- What is asked -
Restate the whole listing word for word. Pictures are left out.

(Data excerpts)
________________________________________
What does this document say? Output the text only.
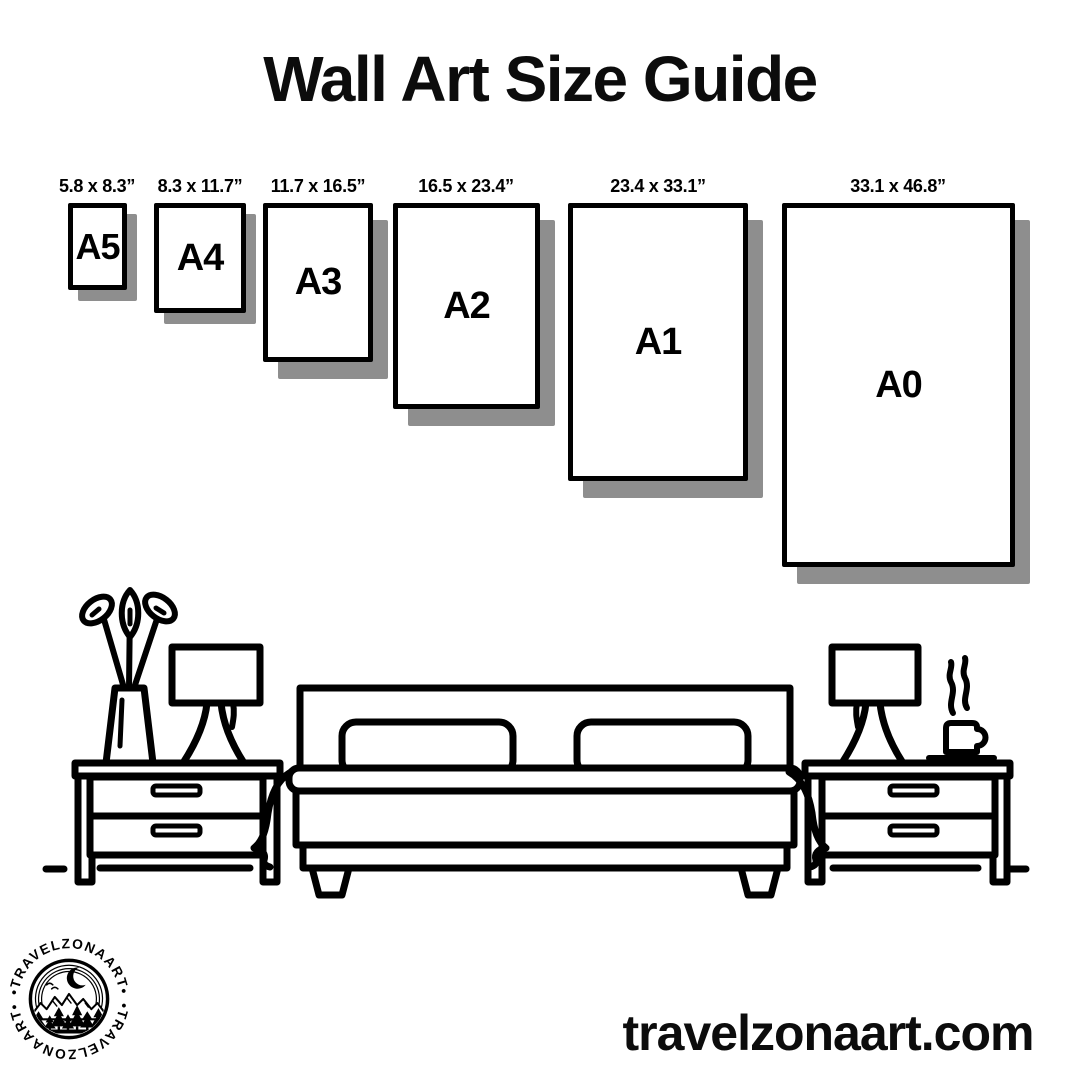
Wall Art Size Guide
5.8 x 8.3”	8.3 x 11.7”	11.7 x 16.5”	16.5 x 23.4”	23.4 x 33.1”	33.1 x 46.8”
A5 A4
A3
A2
A1
A0
•TRAVELZONAART•
•TRAVELZONAART•	travelzonaart.com
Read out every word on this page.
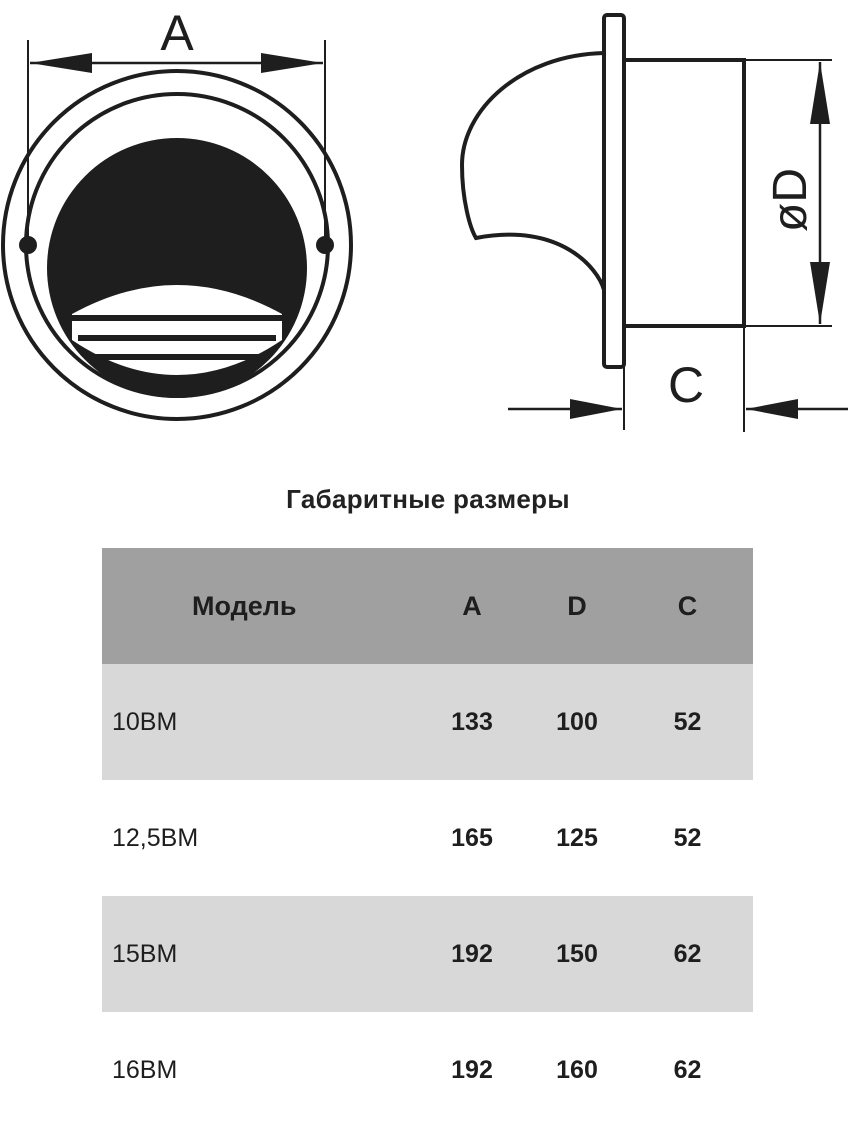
A
øD
C
Габаритные размеры
Модель	A	D	C
10ВМ	133	100	52
12,5ВМ	165	125	52
15ВМ	192	150	62
16ВМ	192	160	62
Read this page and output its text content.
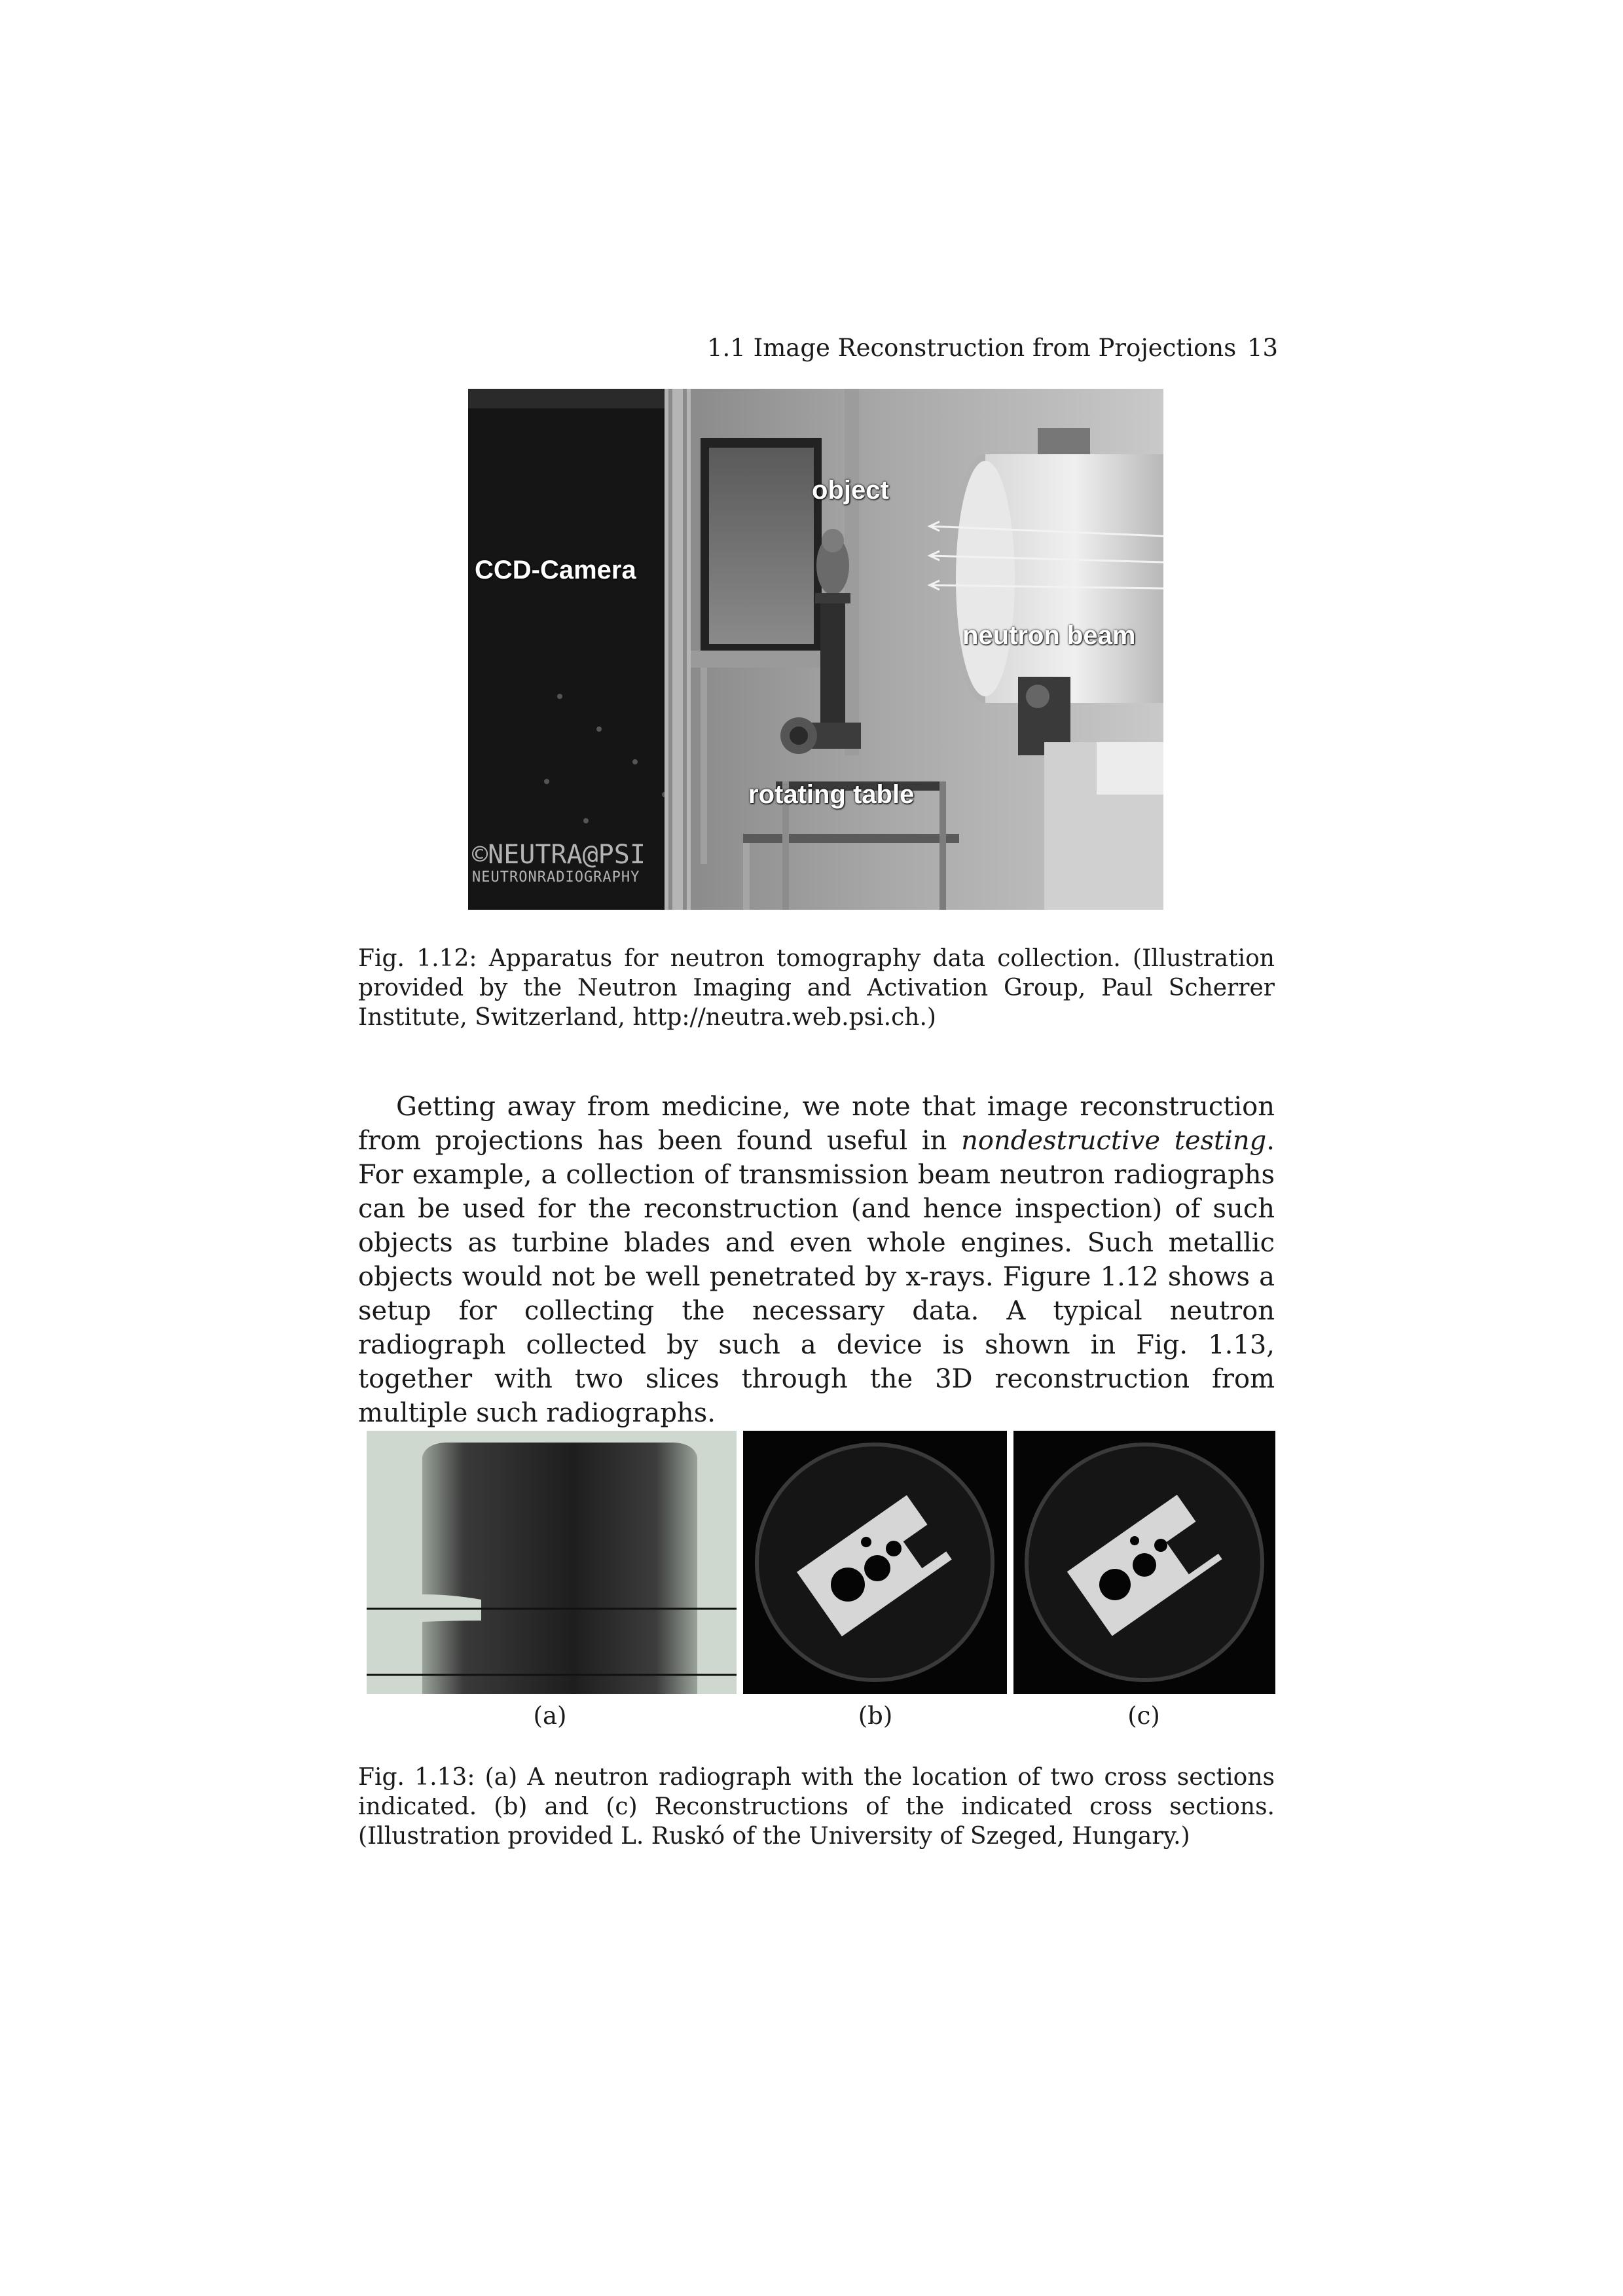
1.1 Image Reconstruction from Projections 13
CCD-Camera
object
neutron beam
rotating table
©NEUTRA@PSI
NEUTRONRADIOGRAPHY
Fig. 1.12: Apparatus for neutron tomography data collection. (Illustration provided by the Neutron Imaging and Activation Group, Paul Scherrer Institute, Switzerland, http://neutra.web.psi.ch.)

Getting away from medicine, we note that image reconstruction from projections has been found useful in nondestructive testing. For example, a collection of transmission beam neutron radiographs can be used for the reconstruction (and hence inspection) of such objects as turbine blades and even whole engines. Such metallic objects would not be well penetrated by x-rays. Figure 1.12 shows a setup for collecting the necessary data. A typical neutron radiograph collected by such a device is shown in Fig. 1.13, together with two slices through the 3D reconstruction from multiple such radiographs.

(a)	(b)	(c)
Fig. 1.13: (a) A neutron radiograph with the location of two cross sections indicated. (b) and (c) Reconstructions of the indicated cross sections. (Illustration provided L. Ruskó of the University of Szeged, Hungary.)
________________________________________
- Task output -
What does this document say? Output the text only.
Wall Art Size Guide
5.8 x 8.3”	8.3 x 11.7”	11.7 x 16.5”	16.5 x 23.4”	23.4 x 33.1”	33.1 x 46.8”
A5 A4
A3
A2
A1
A0
•TRAVELZONAART•
•TRAVELZONAART•	travelzonaart.com
Read out every word on this page.
A
øD
C
Габаритные размеры
Модель	A	D	C
10ВМ	133	100	52
12,5ВМ	165	125	52
15ВМ	192	150	62
16ВМ	192	160	62
Read this page and output its text content.
1.1 Image Reconstruction from Projections 13
CCD-Camera
object
neutron beam
rotating table
©NEUTRA@PSI
NEUTRONRADIOGRAPHY
Fig. 1.12: Apparatus for neutron tomography data collection. (Illustration provided by the Neutron Imaging and Activation Group, Paul Scherrer Institute, Switzerland, http://neutra.web.psi.ch.)

Getting away from medicine, we note that image reconstruction from projections has been found useful in nondestructive testing. For example, a collection of transmission beam neutron radiographs can be used for the reconstruction (and hence inspection) of such objects as turbine blades and even whole engines. Such metallic objects would not be well penetrated by x-rays. Figure 1.12 shows a setup for collecting the necessary data. A typical neutron radiograph collected by such a device is shown in Fig. 1.13, together with two slices through the 3D reconstruction from multiple such radiographs.

(a)	(b)	(c)
Fig. 1.13: (a) A neutron radiograph with the location of two cross sections indicated. (b) and (c) Reconstructions of the indicated cross sections. (Illustration provided L. Ruskó of the University of Szeged, Hungary.)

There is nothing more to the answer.